- STATED EXERCISE
Write out only the lines from the line that holds "Output the underlying" to the end of the listing below, inclusive, with the pictures omitted.

- RAW RECORDS
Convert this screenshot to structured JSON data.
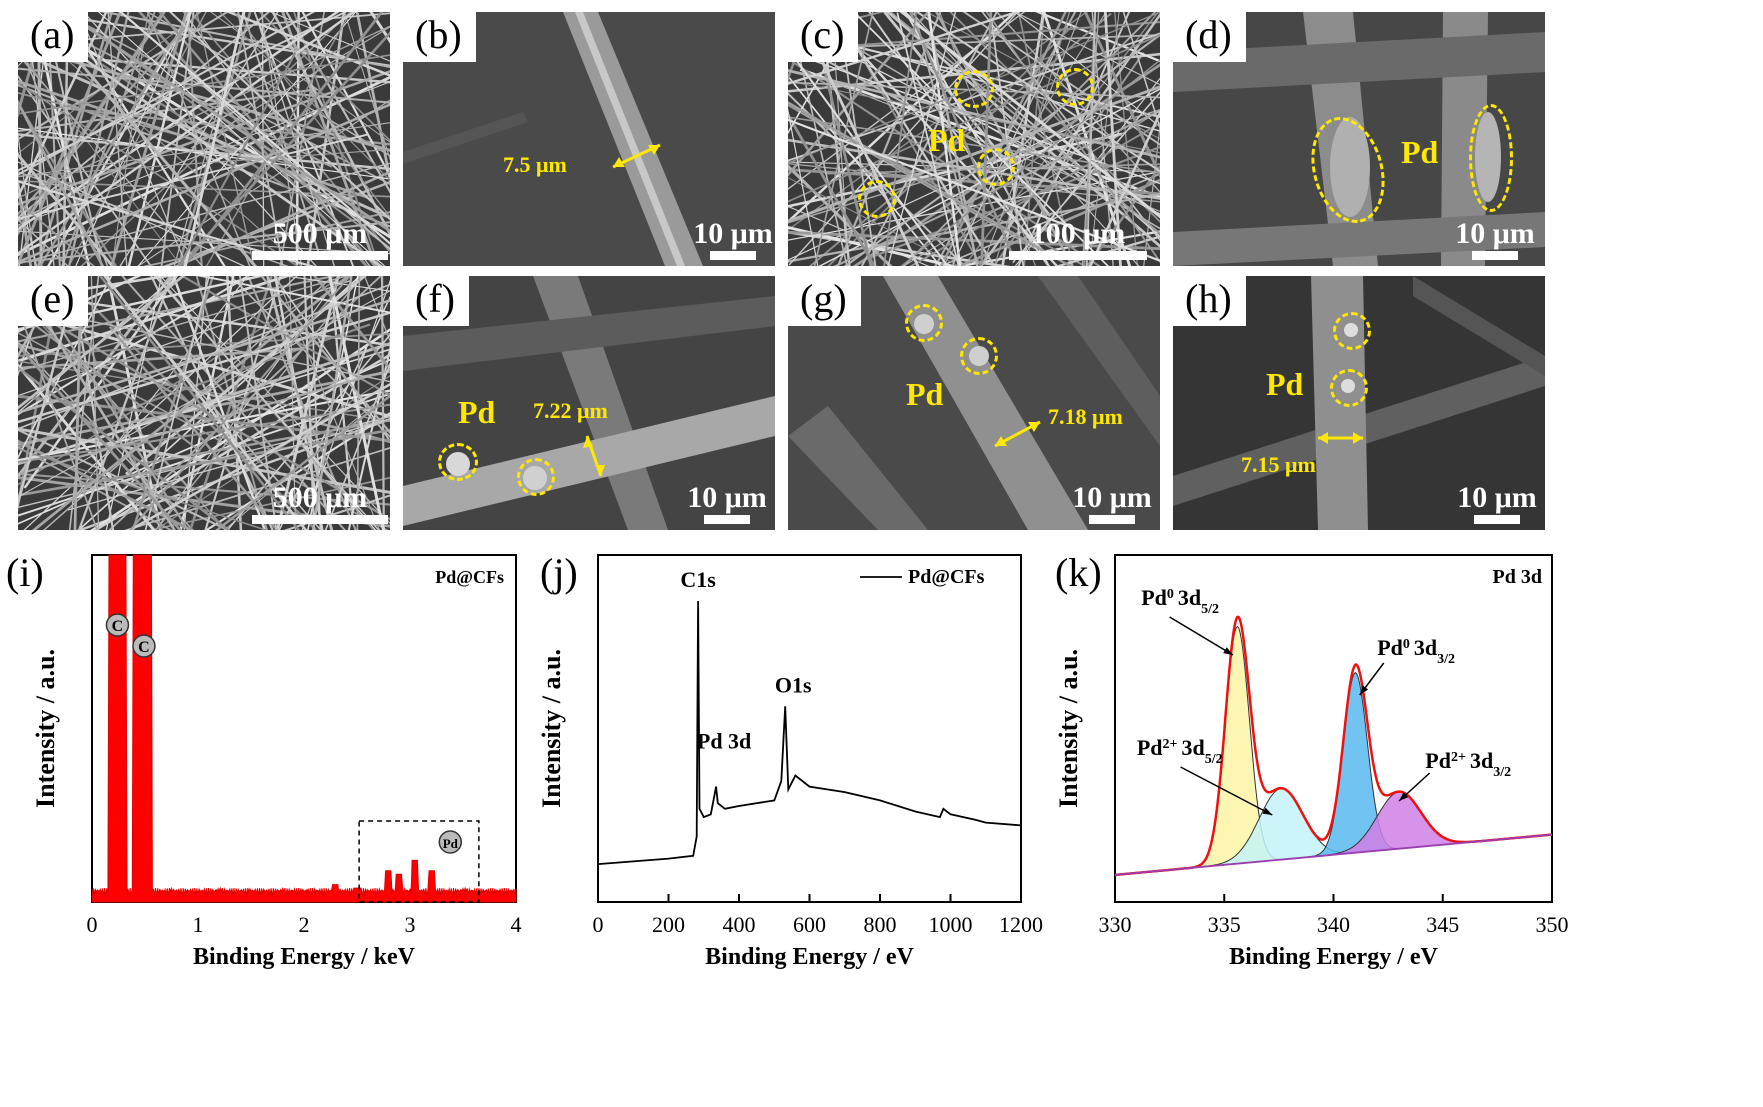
{
  "panels": {
    "a": {
      "label": "(a)",
      "scale": "500 μm"
    },
    "b": {
      "label": "(b)",
      "scale": "10 μm",
      "dim": "7.5 μm"
    },
    "c": {
      "label": "(c)",
      "scale": "100 μm",
      "element": "Pd"
    },
    "d": {
      "label": "(d)",
      "scale": "10 μm",
      "element": "Pd"
    },
    "e": {
      "label": "(e)",
      "scale": "500 μm"
    },
    "f": {
      "label": "(f)",
      "scale": "10 μm",
      "element": "Pd",
      "dim": "7.22 μm"
    },
    "g": {
      "label": "(g)",
      "scale": "10 μm",
      "element": "Pd",
      "dim": "7.18 μm"
    },
    "h": {
      "label": "(h)",
      "scale": "10 μm",
      "element": "Pd",
      "dim": "7.15 μm"
    }
  },
  "chart_data": [
    {
      "type": "bar",
      "panel": "(i)",
      "legend": "Pd@CFs",
      "xlabel": "Binding Energy / keV",
      "ylabel": "Intensity / a.u.",
      "xlim": [
        0,
        4
      ],
      "xticks": [
        0,
        1,
        2,
        3,
        4
      ],
      "peak_labels": [
        {
          "text": "C",
          "x": 0.25
        },
        {
          "text": "C",
          "x": 0.5
        },
        {
          "text": "Pd",
          "x": 3.4
        }
      ],
      "x": [
        0.2,
        0.25,
        0.3,
        0.45,
        0.5,
        0.55,
        0.75,
        1.0,
        1.2,
        1.5,
        1.8,
        2.0,
        2.3,
        2.5,
        2.8,
        2.9,
        3.05,
        3.2,
        3.5,
        3.8,
        4.0
      ],
      "y": [
        100,
        100,
        100,
        100,
        100,
        100,
        3,
        2,
        3,
        3,
        3,
        3,
        5,
        4,
        9,
        8,
        12,
        9,
        3,
        2,
        2
      ]
    },
    {
      "type": "line",
      "panel": "(j)",
      "legend": "Pd@CFs",
      "xlabel": "Binding Energy / eV",
      "ylabel": "Intensity / a.u.",
      "xlim": [
        0,
        1200
      ],
      "xticks": [
        0,
        200,
        400,
        600,
        800,
        1000,
        1200
      ],
      "peak_labels": [
        {
          "text": "C1s",
          "x": 284
        },
        {
          "text": "Pd 3d",
          "x": 335
        },
        {
          "text": "O1s",
          "x": 531
        }
      ],
      "x": [
        0,
        100,
        200,
        270,
        280,
        284,
        288,
        300,
        320,
        335,
        340,
        360,
        400,
        500,
        520,
        531,
        540,
        560,
        600,
        700,
        800,
        900,
        970,
        980,
        1000,
        1070,
        1100,
        1200
      ],
      "y": [
        5,
        6,
        7,
        8,
        15,
        100,
        25,
        22,
        23,
        33,
        27,
        25,
        26,
        28,
        35,
        62,
        32,
        37,
        33,
        31,
        28,
        24,
        22,
        25,
        23,
        21,
        20,
        19
      ]
    },
    {
      "type": "line",
      "panel": "(k)",
      "legend": "Pd 3d",
      "xlabel": "Binding Energy / eV",
      "ylabel": "Intensity / a.u.",
      "xlim": [
        330,
        350
      ],
      "xticks": [
        330,
        335,
        340,
        345,
        350
      ],
      "series": [
        {
          "name": "Pd⁰ 3d₅/₂",
          "center": 335.6,
          "height": 100
        },
        {
          "name": "Pd²⁺ 3d₅/₂",
          "center": 337.6,
          "height": 30
        },
        {
          "name": "Pd⁰ 3d₃/₂",
          "center": 341.0,
          "height": 76
        },
        {
          "name": "Pd²⁺ 3d₃/₂",
          "center": 343.0,
          "height": 24
        }
      ]
    }
  ],
  "labels_k": {
    "p1": "Pd",
    "p1sup": "0",
    "p1sub": "5/2",
    "p2": "Pd",
    "p2sup": "2+",
    "p2sub": "5/2",
    "p3": "Pd",
    "p3sup": "0",
    "p3sub": "3/2",
    "p4": "Pd",
    "p4sup": "2+",
    "p4sub": "3/2",
    "shell": "3d"
  }
}
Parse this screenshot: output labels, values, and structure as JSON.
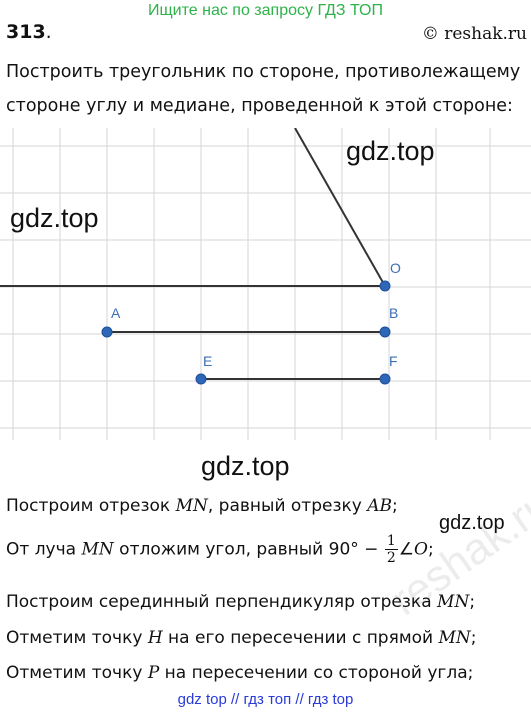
{
  "banner": "Ищите нас по запросу ГДЗ ТОП",
  "problem_number": "313",
  "problem_number_dot": ".",
  "site_credit": "© reshak.ru",
  "statement_line1": "Построить треугольник по стороне, противолежащему",
  "statement_line2": "стороне углу и медиане, проведенной к этой стороне:",
  "watermark": "gdz.top",
  "reshak_watermark": "reshak.ru",
  "diagram": {
    "points": {
      "O": "O",
      "A": "A",
      "B": "B",
      "E": "E",
      "F": "F"
    },
    "line_color": "#333333",
    "point_color": "#2f67b8",
    "grid_color": "#cfcfcf"
  },
  "steps": [
    {
      "p1": "Построим отрезок ",
      "m1": "MN",
      "p2": ", равный отрезку ",
      "m2": "AB",
      "p3": ";"
    },
    {
      "p1": "От луча ",
      "m1": "MN",
      "p2": " отложим угол, равный 90° − ",
      "num": "1",
      "den": "2",
      "p3": "∠",
      "m2": "O",
      "p4": ";"
    },
    {
      "p1": "Построим серединный перпендикуляр отрезка ",
      "m1": "MN",
      "p2": ";"
    },
    {
      "p1": "Отметим точку ",
      "m1": "H",
      "p2": " на его пересечении с прямой ",
      "m2": "MN",
      "p3": ";"
    },
    {
      "p1": "Отметим точку ",
      "m1": "P",
      "p2": " на пересечении со стороной угла;"
    }
  ],
  "bottom_links": "gdz top  //  гдз топ  //  гдз top"
}
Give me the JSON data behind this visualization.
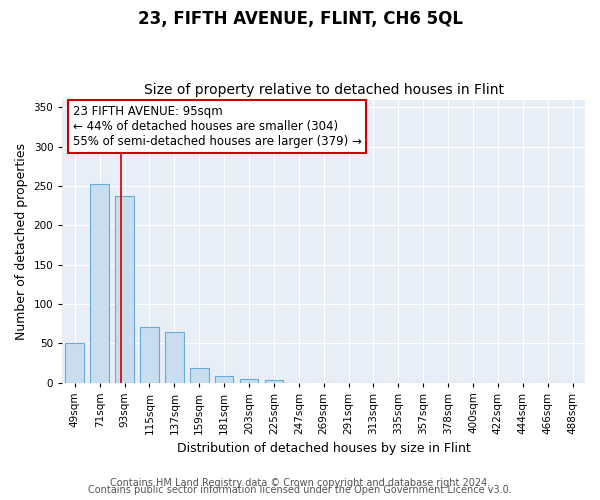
{
  "title": "23, FIFTH AVENUE, FLINT, CH6 5QL",
  "subtitle": "Size of property relative to detached houses in Flint",
  "xlabel": "Distribution of detached houses by size in Flint",
  "ylabel": "Number of detached properties",
  "bar_labels": [
    "49sqm",
    "71sqm",
    "93sqm",
    "115sqm",
    "137sqm",
    "159sqm",
    "181sqm",
    "203sqm",
    "225sqm",
    "247sqm",
    "269sqm",
    "291sqm",
    "313sqm",
    "335sqm",
    "357sqm",
    "378sqm",
    "400sqm",
    "422sqm",
    "444sqm",
    "466sqm",
    "488sqm"
  ],
  "bar_values": [
    50,
    253,
    237,
    70,
    64,
    18,
    8,
    5,
    3,
    0,
    0,
    0,
    0,
    0,
    0,
    0,
    0,
    0,
    0,
    0,
    0
  ],
  "bar_color": "#c8ddf0",
  "bar_edge_color": "#6aaad4",
  "vline_color": "#cc0000",
  "vline_index": 2,
  "ylim": [
    0,
    360
  ],
  "yticks": [
    0,
    50,
    100,
    150,
    200,
    250,
    300,
    350
  ],
  "annotation_title": "23 FIFTH AVENUE: 95sqm",
  "annotation_line1": "← 44% of detached houses are smaller (304)",
  "annotation_line2": "55% of semi-detached houses are larger (379) →",
  "annotation_box_color": "#ffffff",
  "annotation_box_edge": "#cc0000",
  "footer_line1": "Contains HM Land Registry data © Crown copyright and database right 2024.",
  "footer_line2": "Contains public sector information licensed under the Open Government Licence v3.0.",
  "plot_bg_color": "#e8eef8",
  "fig_bg_color": "#ffffff",
  "grid_color": "#ffffff",
  "title_fontsize": 12,
  "subtitle_fontsize": 10,
  "axis_label_fontsize": 9,
  "tick_fontsize": 7.5,
  "footer_fontsize": 7,
  "annotation_fontsize": 8.5,
  "bar_width": 0.75
}
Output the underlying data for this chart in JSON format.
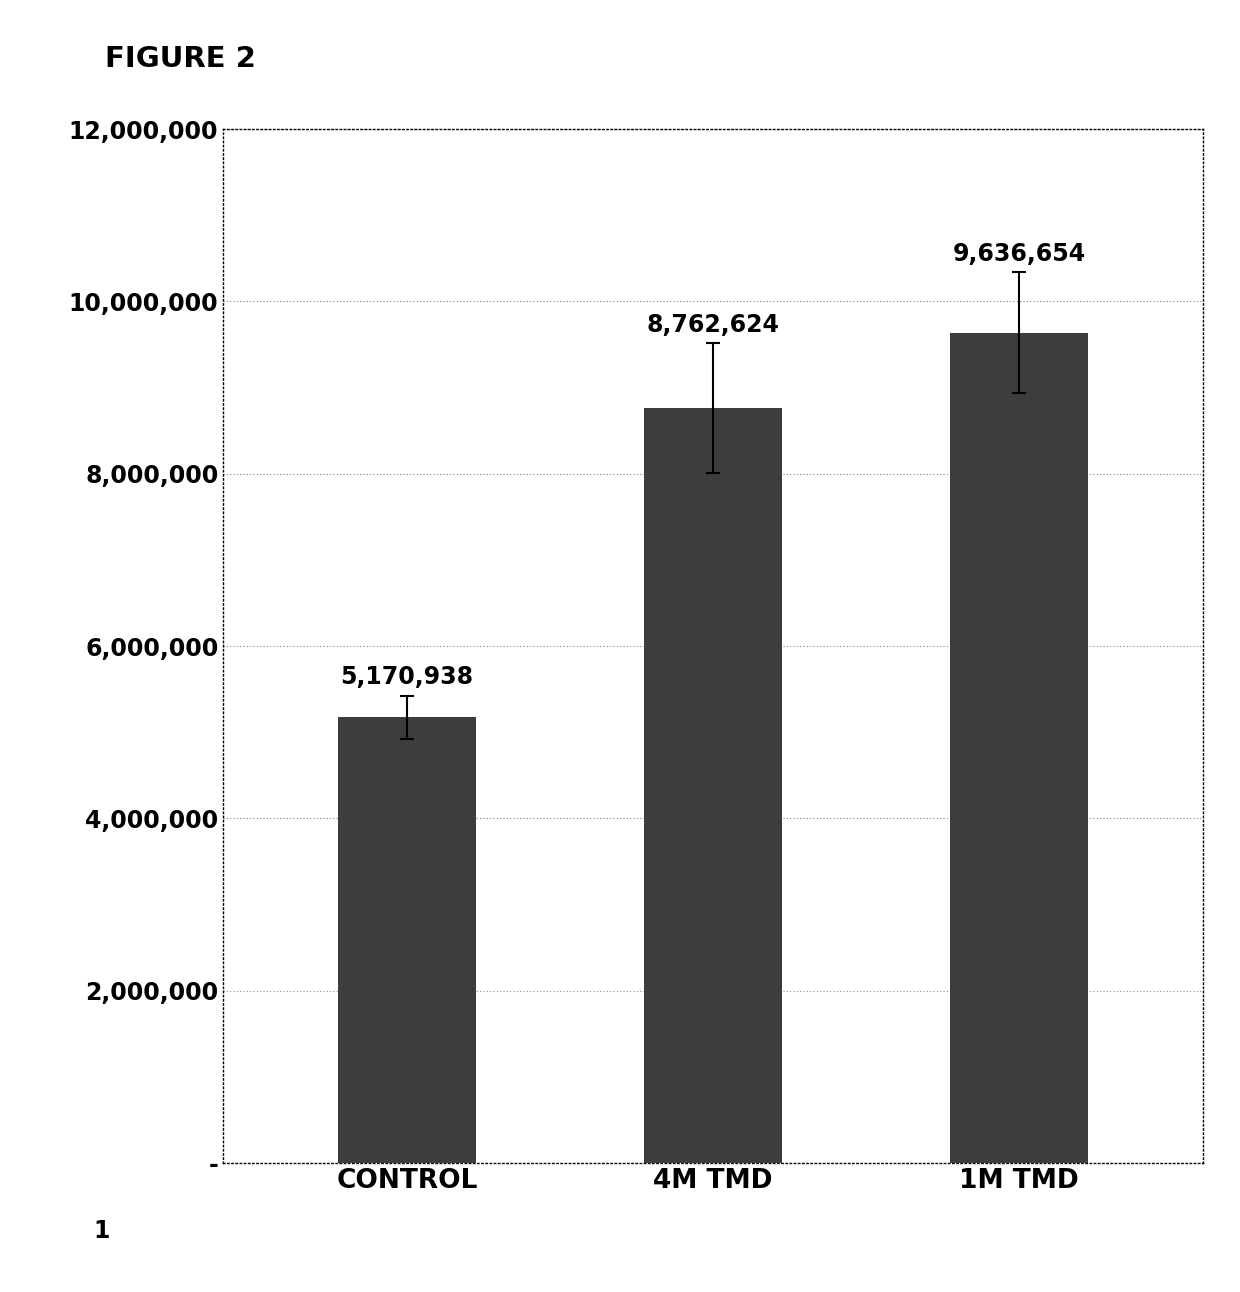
{
  "categories": [
    "CONTROL",
    "4M TMD",
    "1M TMD"
  ],
  "values": [
    5170938,
    8762624,
    9636654
  ],
  "errors": [
    250000,
    750000,
    700000
  ],
  "bar_color": "#3d3d3d",
  "bar_width": 0.45,
  "title": "FIGURE 2",
  "ylim": [
    0,
    12000000
  ],
  "yticks": [
    0,
    2000000,
    4000000,
    6000000,
    8000000,
    10000000,
    12000000
  ],
  "ytick_labels": [
    "-",
    "2,000,000",
    "4,000,000",
    "6,000,000",
    "8,000,000",
    "10,000,000",
    "12,000,000"
  ],
  "value_labels": [
    "5,170,938",
    "8,762,624",
    "9,636,654"
  ],
  "background_color": "#ffffff",
  "figure_bg": "#ffffff",
  "grid_color": "#888888",
  "label_fontsize": 19,
  "title_fontsize": 21,
  "tick_fontsize": 17,
  "annotation_fontsize": 17,
  "x_positions": [
    0,
    1,
    2
  ]
}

- SOLUTION TO THIS PROBLEM
Output the underlying data for this chart in JSON format.
{
  "categories": [
    "CONTROL",
    "4M TMD",
    "1M TMD"
  ],
  "values": [
    5170938,
    8762624,
    9636654
  ],
  "errors": [
    250000,
    750000,
    700000
  ],
  "bar_color": "#3d3d3d",
  "bar_width": 0.45,
  "title": "FIGURE 2",
  "ylim": [
    0,
    12000000
  ],
  "yticks": [
    0,
    2000000,
    4000000,
    6000000,
    8000000,
    10000000,
    12000000
  ],
  "ytick_labels": [
    "-",
    "2,000,000",
    "4,000,000",
    "6,000,000",
    "8,000,000",
    "10,000,000",
    "12,000,000"
  ],
  "value_labels": [
    "5,170,938",
    "8,762,624",
    "9,636,654"
  ],
  "background_color": "#ffffff",
  "figure_bg": "#ffffff",
  "grid_color": "#888888",
  "label_fontsize": 19,
  "title_fontsize": 21,
  "tick_fontsize": 17,
  "annotation_fontsize": 17,
  "x_positions": [
    0,
    1,
    2
  ]
}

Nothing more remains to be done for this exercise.